* **Arbeitsanweisungen**:
**a)** Worauf sind laut dem Lesetext Kunst- und Medienformen beim Thema Sex nahezu immer ausgelegt?
**b)** Wiederhole wortgetreu die Passage aus dem Lesetext, die mit „Kaum ein Thema“ beginnt und bis einschließlich „genutzt werden sollte.“ reicht.

* **Lesetext**:
▼

Press M to masturbate.
Kaum ein Thema wird intensiver und vielfältiger verhandelt als Sex, gerade durch seine Abkoppelung von reinen Fortpflanzungsmechanismen und die Schwerpunktverlagerung hin zum Ausdruck wechselseitiger Zuneigung, aber auch gemeinsamen Zeitvertreibs. Sex ist ein essentieller Inhalt aller Kunst- und Medienformen, jedoch nahezu immer auf bloße Rezeption und nicht auf Interaktion ausgelegt. Es war daher nur eine Frage der Zeit, ehe diese für Spiele charakteristische Komponente für die Darstellung von Körperlichkeit genutzt werden sollte.

▲

* **Bereitgestelltes Material**:
▼

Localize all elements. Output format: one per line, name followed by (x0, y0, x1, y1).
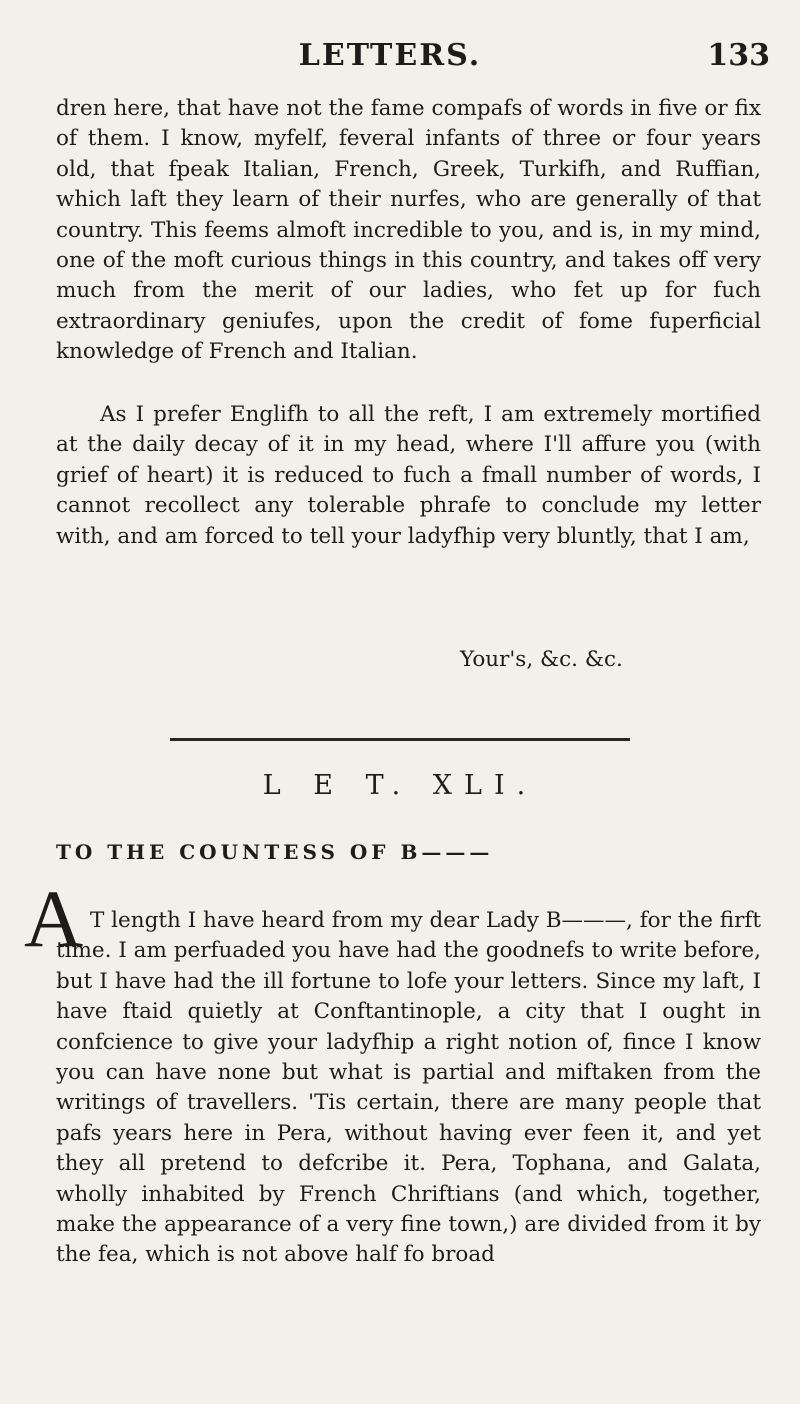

▲

* **Lösungen**:
**a)** Auf bloße Rezeption und nicht auf Interaktion.

**b)**
Kaum ein Thema wird intensiver und vielfältiger verhandelt als Sex, gerade durch seine Abkoppelung von reinen Fortpflanzungsmechanismen und die Schwerpunktverlagerung hin zum Ausdruck wechselseitiger Zuneigung, aber auch gemeinsamen Zeitvertreibs. Sex ist ein essentieller Inhalt aller Kunst- und Medienformen, jedoch nahezu immer auf bloße Rezeption und nicht auf Interaktion ausgelegt. Es war daher nur eine Frage der Zeit, ehe diese für Spiele charakteristische Komponente für die Darstellung von Körperlichkeit genutzt werden sollte.